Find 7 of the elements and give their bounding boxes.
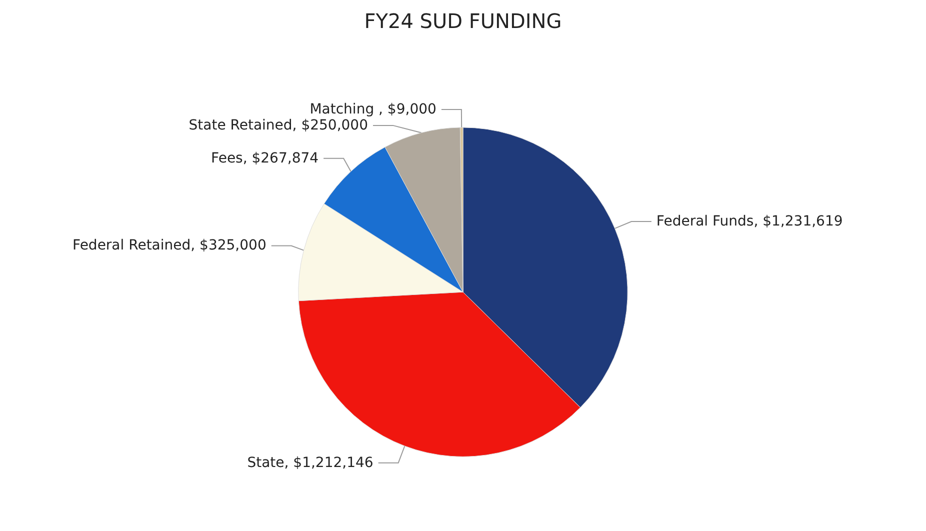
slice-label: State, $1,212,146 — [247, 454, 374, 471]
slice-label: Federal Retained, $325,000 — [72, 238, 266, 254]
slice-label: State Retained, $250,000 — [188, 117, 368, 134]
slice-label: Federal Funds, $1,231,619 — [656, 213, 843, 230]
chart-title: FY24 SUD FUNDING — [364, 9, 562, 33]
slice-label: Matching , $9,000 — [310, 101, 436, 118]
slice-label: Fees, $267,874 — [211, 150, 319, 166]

---

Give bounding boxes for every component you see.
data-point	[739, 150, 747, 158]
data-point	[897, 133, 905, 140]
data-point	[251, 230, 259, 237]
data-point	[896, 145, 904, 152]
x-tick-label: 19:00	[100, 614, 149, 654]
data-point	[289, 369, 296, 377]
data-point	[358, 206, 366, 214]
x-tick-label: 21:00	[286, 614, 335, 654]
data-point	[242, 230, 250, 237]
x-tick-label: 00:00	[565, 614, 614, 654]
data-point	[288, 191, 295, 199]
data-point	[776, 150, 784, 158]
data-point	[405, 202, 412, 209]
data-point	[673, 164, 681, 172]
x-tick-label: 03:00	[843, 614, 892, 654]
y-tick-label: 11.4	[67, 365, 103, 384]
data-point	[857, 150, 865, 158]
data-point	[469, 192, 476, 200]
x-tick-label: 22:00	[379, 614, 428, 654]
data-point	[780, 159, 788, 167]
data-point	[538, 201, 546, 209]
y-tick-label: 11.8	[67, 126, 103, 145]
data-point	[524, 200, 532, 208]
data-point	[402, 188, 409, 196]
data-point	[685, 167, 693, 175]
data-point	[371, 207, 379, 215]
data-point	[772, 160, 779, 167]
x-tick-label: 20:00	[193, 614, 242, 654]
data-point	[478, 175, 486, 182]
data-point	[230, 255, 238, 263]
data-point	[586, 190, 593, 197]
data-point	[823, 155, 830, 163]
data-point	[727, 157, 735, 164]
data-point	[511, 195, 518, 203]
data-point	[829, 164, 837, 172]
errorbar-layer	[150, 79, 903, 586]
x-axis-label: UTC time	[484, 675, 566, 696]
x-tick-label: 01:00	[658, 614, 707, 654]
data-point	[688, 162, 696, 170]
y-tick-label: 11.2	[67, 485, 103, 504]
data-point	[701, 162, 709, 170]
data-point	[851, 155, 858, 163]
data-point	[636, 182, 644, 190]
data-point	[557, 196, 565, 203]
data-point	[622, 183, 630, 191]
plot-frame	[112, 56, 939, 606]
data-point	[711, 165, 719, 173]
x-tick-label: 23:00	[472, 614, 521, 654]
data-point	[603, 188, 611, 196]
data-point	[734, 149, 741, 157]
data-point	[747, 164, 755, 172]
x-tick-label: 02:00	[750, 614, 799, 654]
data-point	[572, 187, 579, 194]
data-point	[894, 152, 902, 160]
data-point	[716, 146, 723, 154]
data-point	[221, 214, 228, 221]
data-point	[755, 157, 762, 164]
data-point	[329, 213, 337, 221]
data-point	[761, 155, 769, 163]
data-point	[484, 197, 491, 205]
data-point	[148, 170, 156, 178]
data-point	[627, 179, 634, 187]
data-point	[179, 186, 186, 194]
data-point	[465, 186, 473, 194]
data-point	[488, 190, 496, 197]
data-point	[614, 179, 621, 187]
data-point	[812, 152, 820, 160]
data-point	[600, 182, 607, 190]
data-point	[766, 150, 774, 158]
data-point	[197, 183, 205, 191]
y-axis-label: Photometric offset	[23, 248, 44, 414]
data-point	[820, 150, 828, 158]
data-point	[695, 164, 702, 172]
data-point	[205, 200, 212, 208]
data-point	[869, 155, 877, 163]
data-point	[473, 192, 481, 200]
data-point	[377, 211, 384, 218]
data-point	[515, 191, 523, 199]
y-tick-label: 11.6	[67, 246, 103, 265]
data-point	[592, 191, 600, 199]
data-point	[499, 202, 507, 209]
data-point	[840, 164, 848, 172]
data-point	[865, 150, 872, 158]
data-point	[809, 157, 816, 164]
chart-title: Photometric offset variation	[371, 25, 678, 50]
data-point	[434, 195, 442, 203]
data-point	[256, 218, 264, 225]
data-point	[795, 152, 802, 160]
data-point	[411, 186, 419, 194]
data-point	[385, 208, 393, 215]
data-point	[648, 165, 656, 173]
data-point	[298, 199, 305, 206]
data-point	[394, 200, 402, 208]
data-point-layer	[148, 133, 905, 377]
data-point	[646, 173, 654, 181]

TASK STATEMENT – Return, unchanged, the lines in the records above running from the line containing "slice-label: State, $1,212,146" through the line containing "slice-label: Federal Funds, $1,231,619", both included.

WRITTEN RESPONSE –
slice-label: State, $1,212,146 — [247, 454, 374, 471]
slice-label: Federal Retained, $325,000 — [72, 238, 266, 254]
slice-label: State Retained, $250,000 — [188, 117, 368, 134]
slice-label: Federal Funds, $1,231,619 — [656, 213, 843, 230]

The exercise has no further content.